**What is expected:** Extract from the listing each line in which the word "change" appears.

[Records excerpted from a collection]
···

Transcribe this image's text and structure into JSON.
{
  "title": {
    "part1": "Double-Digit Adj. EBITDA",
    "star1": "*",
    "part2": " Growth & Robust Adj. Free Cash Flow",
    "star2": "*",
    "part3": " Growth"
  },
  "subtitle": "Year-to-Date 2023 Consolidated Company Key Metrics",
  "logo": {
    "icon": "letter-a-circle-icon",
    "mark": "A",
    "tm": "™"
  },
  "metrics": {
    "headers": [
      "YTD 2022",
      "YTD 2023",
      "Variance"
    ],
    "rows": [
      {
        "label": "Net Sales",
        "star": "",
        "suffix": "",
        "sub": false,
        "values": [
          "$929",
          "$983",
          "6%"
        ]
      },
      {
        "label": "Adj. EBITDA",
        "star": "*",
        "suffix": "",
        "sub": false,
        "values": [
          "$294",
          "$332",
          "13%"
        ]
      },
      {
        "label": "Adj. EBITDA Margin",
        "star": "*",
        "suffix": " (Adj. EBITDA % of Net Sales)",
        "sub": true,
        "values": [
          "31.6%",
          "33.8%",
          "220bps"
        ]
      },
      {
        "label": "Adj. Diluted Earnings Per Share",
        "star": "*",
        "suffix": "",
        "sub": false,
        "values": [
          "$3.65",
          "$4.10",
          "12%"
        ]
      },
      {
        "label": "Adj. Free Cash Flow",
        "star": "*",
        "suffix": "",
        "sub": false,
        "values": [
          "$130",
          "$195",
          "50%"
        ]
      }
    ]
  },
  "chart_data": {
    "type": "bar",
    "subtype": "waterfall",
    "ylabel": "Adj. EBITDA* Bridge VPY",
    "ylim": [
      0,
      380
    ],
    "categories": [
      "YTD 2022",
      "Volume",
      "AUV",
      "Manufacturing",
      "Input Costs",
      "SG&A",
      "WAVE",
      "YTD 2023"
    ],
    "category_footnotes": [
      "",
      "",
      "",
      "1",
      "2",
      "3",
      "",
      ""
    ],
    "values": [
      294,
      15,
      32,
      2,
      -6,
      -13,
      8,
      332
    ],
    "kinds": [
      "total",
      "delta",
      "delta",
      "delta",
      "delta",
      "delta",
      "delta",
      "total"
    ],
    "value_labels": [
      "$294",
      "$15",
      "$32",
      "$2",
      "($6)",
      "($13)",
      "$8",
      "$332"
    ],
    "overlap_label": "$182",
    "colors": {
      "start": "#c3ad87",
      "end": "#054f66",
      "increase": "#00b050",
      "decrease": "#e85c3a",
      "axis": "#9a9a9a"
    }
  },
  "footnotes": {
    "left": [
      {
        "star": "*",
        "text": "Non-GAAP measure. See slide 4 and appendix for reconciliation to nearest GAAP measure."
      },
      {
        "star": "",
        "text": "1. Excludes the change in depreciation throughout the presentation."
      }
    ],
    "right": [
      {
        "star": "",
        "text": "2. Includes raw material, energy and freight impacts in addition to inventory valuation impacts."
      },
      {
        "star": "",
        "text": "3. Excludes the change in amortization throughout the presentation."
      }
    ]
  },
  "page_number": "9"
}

···

**Exercise solution:**
        "text": "1. Excludes the change in depreciation throughout the presentation."
        "text": "3. Excludes the change in amortization throughout the presentation."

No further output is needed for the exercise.